▶ _Supplied material_

/---

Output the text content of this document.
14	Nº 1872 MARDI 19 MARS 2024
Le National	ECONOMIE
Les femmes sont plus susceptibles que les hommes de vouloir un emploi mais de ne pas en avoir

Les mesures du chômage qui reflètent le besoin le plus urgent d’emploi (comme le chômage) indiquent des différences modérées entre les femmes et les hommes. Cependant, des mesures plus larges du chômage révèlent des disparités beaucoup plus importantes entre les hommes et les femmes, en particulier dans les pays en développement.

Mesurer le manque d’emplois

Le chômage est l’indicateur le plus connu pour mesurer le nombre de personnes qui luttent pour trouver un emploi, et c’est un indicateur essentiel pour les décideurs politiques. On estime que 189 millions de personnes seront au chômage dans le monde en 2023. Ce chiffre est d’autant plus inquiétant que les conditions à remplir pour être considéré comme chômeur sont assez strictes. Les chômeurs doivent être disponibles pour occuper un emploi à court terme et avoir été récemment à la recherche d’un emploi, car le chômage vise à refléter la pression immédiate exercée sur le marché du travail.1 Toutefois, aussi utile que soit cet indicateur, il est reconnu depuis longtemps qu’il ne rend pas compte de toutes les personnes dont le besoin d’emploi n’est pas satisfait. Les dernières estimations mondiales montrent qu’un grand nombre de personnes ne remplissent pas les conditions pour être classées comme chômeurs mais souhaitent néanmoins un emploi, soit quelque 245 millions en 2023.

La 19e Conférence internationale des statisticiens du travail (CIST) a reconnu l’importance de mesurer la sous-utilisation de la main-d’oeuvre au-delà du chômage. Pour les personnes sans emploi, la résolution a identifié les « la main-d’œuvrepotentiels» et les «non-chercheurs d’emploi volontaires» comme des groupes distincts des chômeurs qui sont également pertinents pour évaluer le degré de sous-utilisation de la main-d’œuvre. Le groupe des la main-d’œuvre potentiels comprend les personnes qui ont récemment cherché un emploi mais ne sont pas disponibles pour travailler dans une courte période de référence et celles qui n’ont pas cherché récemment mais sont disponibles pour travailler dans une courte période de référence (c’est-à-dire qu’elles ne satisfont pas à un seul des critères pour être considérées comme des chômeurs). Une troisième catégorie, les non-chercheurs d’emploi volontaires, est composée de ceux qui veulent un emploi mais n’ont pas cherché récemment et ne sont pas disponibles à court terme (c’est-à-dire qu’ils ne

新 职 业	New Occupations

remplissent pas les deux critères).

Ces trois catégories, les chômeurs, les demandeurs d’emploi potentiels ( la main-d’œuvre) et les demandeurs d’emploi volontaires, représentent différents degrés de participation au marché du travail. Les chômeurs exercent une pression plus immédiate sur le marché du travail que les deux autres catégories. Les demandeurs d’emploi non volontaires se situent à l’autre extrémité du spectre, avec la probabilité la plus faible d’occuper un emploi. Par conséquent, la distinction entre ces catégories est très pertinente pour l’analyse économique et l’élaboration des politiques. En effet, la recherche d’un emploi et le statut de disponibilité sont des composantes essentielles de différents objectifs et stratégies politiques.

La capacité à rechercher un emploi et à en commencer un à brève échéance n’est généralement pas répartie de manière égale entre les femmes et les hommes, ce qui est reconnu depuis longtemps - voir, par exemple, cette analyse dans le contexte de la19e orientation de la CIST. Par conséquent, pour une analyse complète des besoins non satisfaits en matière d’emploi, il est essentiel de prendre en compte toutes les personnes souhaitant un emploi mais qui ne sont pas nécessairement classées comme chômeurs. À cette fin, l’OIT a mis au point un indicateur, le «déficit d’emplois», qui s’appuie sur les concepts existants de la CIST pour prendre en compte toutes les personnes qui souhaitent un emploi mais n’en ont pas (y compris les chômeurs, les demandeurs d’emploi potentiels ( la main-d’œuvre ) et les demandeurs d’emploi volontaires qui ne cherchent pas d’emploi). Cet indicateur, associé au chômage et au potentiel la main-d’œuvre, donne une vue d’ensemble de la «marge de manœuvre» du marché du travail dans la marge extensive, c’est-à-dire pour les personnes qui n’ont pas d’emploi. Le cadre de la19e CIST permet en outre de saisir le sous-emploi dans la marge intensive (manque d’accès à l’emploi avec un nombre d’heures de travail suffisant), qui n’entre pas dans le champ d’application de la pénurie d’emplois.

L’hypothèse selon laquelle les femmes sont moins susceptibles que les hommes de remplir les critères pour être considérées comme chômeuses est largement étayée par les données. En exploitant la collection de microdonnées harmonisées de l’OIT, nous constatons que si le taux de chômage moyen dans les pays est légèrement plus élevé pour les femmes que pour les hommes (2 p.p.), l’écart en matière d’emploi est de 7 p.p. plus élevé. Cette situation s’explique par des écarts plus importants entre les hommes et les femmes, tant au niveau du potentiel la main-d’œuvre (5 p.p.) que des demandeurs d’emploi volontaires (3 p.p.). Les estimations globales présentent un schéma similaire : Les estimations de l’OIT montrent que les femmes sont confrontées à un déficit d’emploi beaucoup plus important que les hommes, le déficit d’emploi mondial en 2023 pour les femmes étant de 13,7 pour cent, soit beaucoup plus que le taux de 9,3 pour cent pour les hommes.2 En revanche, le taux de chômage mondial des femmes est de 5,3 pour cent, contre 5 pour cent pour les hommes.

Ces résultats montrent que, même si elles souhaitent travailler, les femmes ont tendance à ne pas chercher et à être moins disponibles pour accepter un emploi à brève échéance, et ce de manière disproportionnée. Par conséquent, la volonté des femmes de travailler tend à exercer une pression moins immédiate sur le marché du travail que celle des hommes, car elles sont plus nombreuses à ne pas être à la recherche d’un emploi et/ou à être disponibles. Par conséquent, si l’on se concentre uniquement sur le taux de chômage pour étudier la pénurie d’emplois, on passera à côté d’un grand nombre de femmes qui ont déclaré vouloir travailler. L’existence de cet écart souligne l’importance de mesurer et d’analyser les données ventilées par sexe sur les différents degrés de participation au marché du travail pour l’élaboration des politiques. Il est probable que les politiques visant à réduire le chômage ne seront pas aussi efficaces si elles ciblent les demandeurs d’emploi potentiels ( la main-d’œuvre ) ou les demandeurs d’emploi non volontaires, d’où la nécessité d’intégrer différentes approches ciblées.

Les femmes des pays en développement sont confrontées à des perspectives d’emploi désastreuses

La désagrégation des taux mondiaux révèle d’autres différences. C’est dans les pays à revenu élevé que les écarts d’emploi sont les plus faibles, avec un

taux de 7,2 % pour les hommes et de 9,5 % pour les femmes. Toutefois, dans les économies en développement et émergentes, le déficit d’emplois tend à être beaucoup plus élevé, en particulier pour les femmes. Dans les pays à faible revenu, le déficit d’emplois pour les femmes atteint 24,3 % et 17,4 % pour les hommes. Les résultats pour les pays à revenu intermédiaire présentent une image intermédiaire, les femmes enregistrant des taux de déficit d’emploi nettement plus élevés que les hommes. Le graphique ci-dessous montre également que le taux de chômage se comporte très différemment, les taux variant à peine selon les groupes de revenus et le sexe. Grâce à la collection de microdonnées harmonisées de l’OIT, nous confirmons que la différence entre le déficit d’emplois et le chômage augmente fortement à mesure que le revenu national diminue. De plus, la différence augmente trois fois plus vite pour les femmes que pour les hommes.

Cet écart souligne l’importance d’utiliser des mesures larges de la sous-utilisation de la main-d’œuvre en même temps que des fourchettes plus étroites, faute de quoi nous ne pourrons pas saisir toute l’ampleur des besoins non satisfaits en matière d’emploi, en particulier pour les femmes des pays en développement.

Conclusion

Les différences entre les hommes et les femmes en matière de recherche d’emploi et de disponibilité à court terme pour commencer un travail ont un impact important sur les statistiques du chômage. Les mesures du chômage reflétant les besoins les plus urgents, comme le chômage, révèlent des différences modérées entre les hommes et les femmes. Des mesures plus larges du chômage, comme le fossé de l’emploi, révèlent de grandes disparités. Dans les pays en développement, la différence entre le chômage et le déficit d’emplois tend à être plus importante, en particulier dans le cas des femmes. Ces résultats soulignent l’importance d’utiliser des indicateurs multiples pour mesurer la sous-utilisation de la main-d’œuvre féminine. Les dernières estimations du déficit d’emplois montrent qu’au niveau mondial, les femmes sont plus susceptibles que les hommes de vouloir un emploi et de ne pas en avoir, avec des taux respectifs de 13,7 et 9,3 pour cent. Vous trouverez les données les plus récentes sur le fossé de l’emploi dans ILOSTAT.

\---

▶ _The request_
Track down all lines above with the string "deux" and copy them.

▶ _Answer for the task_
remplissent pas les deux critères).
Ces trois catégories, les chômeurs, les demandeurs d’emploi potentiels ( la main-d’œuvre) et les demandeurs d’emploi volontaires, représentent différents degrés de participation au marché du travail. Les chômeurs exercent une pression plus immédiate sur le marché du travail que les deux autres catégories. Les demandeurs d’emploi non volontaires se situent à l’autre extrémité du spectre, avec la probabilité la plus faible d’occuper un emploi. Par conséquent, la distinction entre ces catégories est très pertinente pour l’analyse économique et l’élaboration des politiques. En effet, la recherche d’un emploi et le statut de disponibilité sont des composantes essentielles de différents objectifs et stratégies politiques.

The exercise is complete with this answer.